* _PROBLEM DESCRIPTION_
A line counts if it contains the string "night"; say how many such lines there are, giving only the number.

━━━━━ SUPPLIED MATERIAL ━━━━━

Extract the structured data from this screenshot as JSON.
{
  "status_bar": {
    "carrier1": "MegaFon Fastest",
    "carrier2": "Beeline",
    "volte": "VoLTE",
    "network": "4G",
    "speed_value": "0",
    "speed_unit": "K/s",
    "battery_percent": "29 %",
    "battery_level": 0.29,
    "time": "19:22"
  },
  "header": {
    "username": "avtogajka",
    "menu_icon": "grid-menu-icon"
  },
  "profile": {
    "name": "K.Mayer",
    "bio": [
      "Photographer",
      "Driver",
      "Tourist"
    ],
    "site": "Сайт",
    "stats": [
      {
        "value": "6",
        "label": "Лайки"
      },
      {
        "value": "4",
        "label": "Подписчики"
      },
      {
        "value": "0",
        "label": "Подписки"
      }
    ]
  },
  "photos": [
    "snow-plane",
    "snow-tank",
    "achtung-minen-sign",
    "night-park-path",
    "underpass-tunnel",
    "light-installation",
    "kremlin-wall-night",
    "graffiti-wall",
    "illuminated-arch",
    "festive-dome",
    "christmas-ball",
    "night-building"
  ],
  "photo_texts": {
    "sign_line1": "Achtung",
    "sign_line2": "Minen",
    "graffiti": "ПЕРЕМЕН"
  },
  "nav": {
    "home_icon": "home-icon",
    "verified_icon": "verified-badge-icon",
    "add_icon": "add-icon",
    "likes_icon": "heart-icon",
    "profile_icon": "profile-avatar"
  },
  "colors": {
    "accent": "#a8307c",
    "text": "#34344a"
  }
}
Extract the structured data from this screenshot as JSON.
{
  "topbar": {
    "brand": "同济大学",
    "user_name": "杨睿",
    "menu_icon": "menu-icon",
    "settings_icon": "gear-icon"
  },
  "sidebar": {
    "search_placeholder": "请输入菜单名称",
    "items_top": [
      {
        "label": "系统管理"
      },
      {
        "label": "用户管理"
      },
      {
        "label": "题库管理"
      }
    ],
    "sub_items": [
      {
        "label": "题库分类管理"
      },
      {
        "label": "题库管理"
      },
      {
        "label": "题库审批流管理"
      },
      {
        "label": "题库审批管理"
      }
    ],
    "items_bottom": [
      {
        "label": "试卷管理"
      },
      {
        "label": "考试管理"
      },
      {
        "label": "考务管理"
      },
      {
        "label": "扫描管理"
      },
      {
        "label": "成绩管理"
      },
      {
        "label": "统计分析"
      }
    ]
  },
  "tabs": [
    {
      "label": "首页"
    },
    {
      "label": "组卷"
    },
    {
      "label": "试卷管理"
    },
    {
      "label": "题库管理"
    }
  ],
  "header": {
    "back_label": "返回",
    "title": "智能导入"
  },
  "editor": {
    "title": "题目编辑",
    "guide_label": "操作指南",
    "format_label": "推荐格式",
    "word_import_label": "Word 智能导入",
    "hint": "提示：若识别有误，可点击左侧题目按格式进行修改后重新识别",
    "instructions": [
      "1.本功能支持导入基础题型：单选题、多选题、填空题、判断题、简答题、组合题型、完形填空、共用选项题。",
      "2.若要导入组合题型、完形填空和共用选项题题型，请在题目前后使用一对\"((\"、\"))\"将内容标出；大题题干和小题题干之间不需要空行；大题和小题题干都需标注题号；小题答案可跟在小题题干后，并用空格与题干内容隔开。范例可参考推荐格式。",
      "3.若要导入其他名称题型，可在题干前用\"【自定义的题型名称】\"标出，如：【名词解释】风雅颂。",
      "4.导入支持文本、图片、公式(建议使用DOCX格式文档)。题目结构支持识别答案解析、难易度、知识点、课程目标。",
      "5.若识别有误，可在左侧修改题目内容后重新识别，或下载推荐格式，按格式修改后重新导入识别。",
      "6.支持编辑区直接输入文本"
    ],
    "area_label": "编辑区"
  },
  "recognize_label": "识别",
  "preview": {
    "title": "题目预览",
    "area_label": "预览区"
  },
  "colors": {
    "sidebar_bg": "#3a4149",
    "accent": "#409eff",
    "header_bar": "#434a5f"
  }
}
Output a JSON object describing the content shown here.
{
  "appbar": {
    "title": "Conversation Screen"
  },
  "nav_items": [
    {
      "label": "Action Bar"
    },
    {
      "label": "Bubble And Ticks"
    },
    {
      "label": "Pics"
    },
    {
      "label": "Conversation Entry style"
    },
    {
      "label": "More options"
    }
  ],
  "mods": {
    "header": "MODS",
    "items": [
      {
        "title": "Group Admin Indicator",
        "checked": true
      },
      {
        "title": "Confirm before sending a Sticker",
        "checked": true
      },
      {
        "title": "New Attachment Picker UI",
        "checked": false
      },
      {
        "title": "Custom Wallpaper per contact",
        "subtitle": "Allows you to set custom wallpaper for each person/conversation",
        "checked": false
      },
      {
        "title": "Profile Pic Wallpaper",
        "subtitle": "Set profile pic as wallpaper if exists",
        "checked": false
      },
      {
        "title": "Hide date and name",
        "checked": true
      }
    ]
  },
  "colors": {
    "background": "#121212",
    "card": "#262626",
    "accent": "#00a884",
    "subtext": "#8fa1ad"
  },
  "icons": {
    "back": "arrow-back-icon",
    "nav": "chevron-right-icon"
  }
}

━━━━━

* _SOLUTION_
3